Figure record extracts

################

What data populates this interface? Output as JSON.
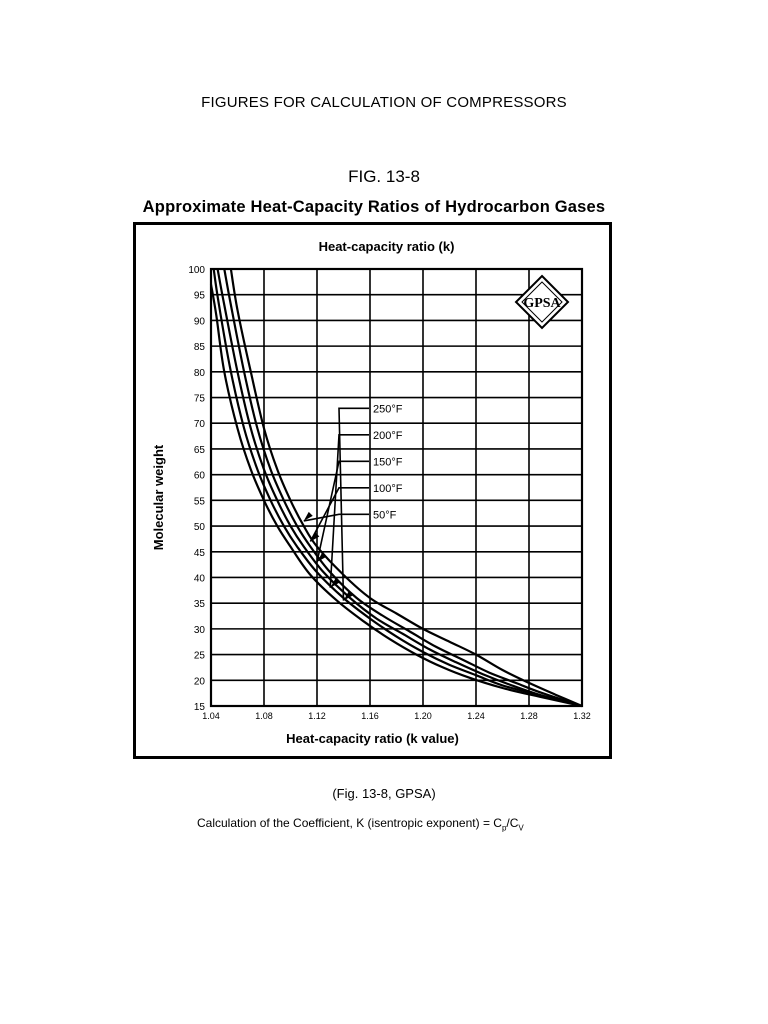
{
  "document": {
    "heading": "FIGURES FOR CALCULATION OF COMPRESSORS",
    "figure_number": "FIG. 13-8",
    "figure_title": "Approximate Heat-Capacity Ratios of Hydrocarbon Gases",
    "caption": "(Fig. 13-8, GPSA)",
    "calc_text": "Calculation of the Coefficient, K (isentropic exponent) = C",
    "calc_sub1": "p",
    "calc_mid": "/C",
    "calc_sub2": "V"
  },
  "logo": {
    "text": "GPSA"
  },
  "chart_data": {
    "type": "line",
    "title": "Heat-capacity ratio (k)",
    "xlabel": "Heat-capacity ratio (k value)",
    "ylabel": "Molecular weight",
    "xlim": [
      1.04,
      1.32
    ],
    "ylim": [
      15,
      100
    ],
    "x_ticks": [
      1.04,
      1.08,
      1.12,
      1.16,
      1.2,
      1.24,
      1.28,
      1.32
    ],
    "x_tick_labels": [
      "1.04",
      "1.08",
      "1.12",
      "1.16",
      "1.20",
      "1.24",
      "1.28",
      "1.32"
    ],
    "y_ticks": [
      15,
      20,
      25,
      30,
      35,
      40,
      45,
      50,
      55,
      60,
      65,
      70,
      75,
      80,
      85,
      90,
      95,
      100
    ],
    "y_tick_labels": [
      "15",
      "20",
      "25",
      "30",
      "35",
      "40",
      "45",
      "50",
      "55",
      "60",
      "65",
      "70",
      "75",
      "80",
      "85",
      "90",
      "95",
      "100"
    ],
    "grid": true,
    "series": [
      {
        "name": "50°F",
        "points": [
          [
            1.055,
            100
          ],
          [
            1.06,
            92
          ],
          [
            1.07,
            80
          ],
          [
            1.08,
            69
          ],
          [
            1.09,
            61
          ],
          [
            1.1,
            55
          ],
          [
            1.11,
            50
          ],
          [
            1.12,
            46
          ],
          [
            1.14,
            40.5
          ],
          [
            1.16,
            36
          ],
          [
            1.18,
            33
          ],
          [
            1.2,
            30
          ],
          [
            1.22,
            27.5
          ],
          [
            1.24,
            25
          ],
          [
            1.26,
            22
          ],
          [
            1.28,
            19.5
          ],
          [
            1.3,
            17.2
          ],
          [
            1.32,
            15
          ]
        ]
      },
      {
        "name": "100°F",
        "points": [
          [
            1.05,
            100
          ],
          [
            1.055,
            93
          ],
          [
            1.065,
            80
          ],
          [
            1.075,
            69
          ],
          [
            1.085,
            61
          ],
          [
            1.095,
            55
          ],
          [
            1.105,
            50
          ],
          [
            1.115,
            46
          ],
          [
            1.13,
            41
          ],
          [
            1.15,
            36
          ],
          [
            1.17,
            32.5
          ],
          [
            1.19,
            29.5
          ],
          [
            1.21,
            26.5
          ],
          [
            1.23,
            24
          ],
          [
            1.25,
            21.5
          ],
          [
            1.27,
            19.5
          ],
          [
            1.29,
            17.5
          ],
          [
            1.32,
            15
          ]
        ]
      },
      {
        "name": "150°F",
        "points": [
          [
            1.045,
            100
          ],
          [
            1.05,
            93
          ],
          [
            1.06,
            80
          ],
          [
            1.07,
            69
          ],
          [
            1.08,
            61
          ],
          [
            1.09,
            55
          ],
          [
            1.1,
            50
          ],
          [
            1.11,
            46
          ],
          [
            1.125,
            41
          ],
          [
            1.145,
            36
          ],
          [
            1.165,
            32
          ],
          [
            1.185,
            29
          ],
          [
            1.205,
            26
          ],
          [
            1.225,
            23.5
          ],
          [
            1.245,
            21.2
          ],
          [
            1.265,
            19.2
          ],
          [
            1.29,
            17
          ],
          [
            1.32,
            15
          ]
        ]
      },
      {
        "name": "200°F",
        "points": [
          [
            1.042,
            100
          ],
          [
            1.046,
            93
          ],
          [
            1.055,
            80
          ],
          [
            1.065,
            69
          ],
          [
            1.075,
            61
          ],
          [
            1.085,
            55
          ],
          [
            1.095,
            50
          ],
          [
            1.105,
            46
          ],
          [
            1.12,
            41
          ],
          [
            1.14,
            36
          ],
          [
            1.16,
            32
          ],
          [
            1.18,
            28.5
          ],
          [
            1.2,
            25.5
          ],
          [
            1.22,
            23
          ],
          [
            1.24,
            21
          ],
          [
            1.26,
            19
          ],
          [
            1.29,
            17
          ],
          [
            1.32,
            15
          ]
        ]
      },
      {
        "name": "250°F",
        "points": [
          [
            1.04,
            97
          ],
          [
            1.044,
            91
          ],
          [
            1.05,
            80
          ],
          [
            1.06,
            69
          ],
          [
            1.07,
            61
          ],
          [
            1.08,
            55
          ],
          [
            1.09,
            50
          ],
          [
            1.1,
            46
          ],
          [
            1.115,
            40.5
          ],
          [
            1.135,
            35.5
          ],
          [
            1.155,
            31.5
          ],
          [
            1.175,
            28
          ],
          [
            1.195,
            25
          ],
          [
            1.215,
            22.5
          ],
          [
            1.235,
            20.5
          ],
          [
            1.26,
            18.5
          ],
          [
            1.29,
            16.7
          ],
          [
            1.32,
            15
          ]
        ]
      }
    ],
    "annotations": [
      {
        "text": "50°F",
        "series": "50°F",
        "at": [
          1.11,
          51
        ]
      },
      {
        "text": "100°F",
        "series": "100°F",
        "at": [
          1.115,
          47
        ]
      },
      {
        "text": "150°F",
        "series": "150°F",
        "at": [
          1.12,
          43
        ]
      },
      {
        "text": "200°F",
        "series": "200°F",
        "at": [
          1.13,
          38
        ]
      },
      {
        "text": "250°F",
        "series": "250°F",
        "at": [
          1.14,
          35.5
        ]
      }
    ]
  }
}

################

Stated exercise:
Return only those lines of the records that contain the string "name".

Solved problem:
        "name": "50°F",
        "name": "100°F",
        "name": "150°F",
        "name": "200°F",
        "name": "250°F",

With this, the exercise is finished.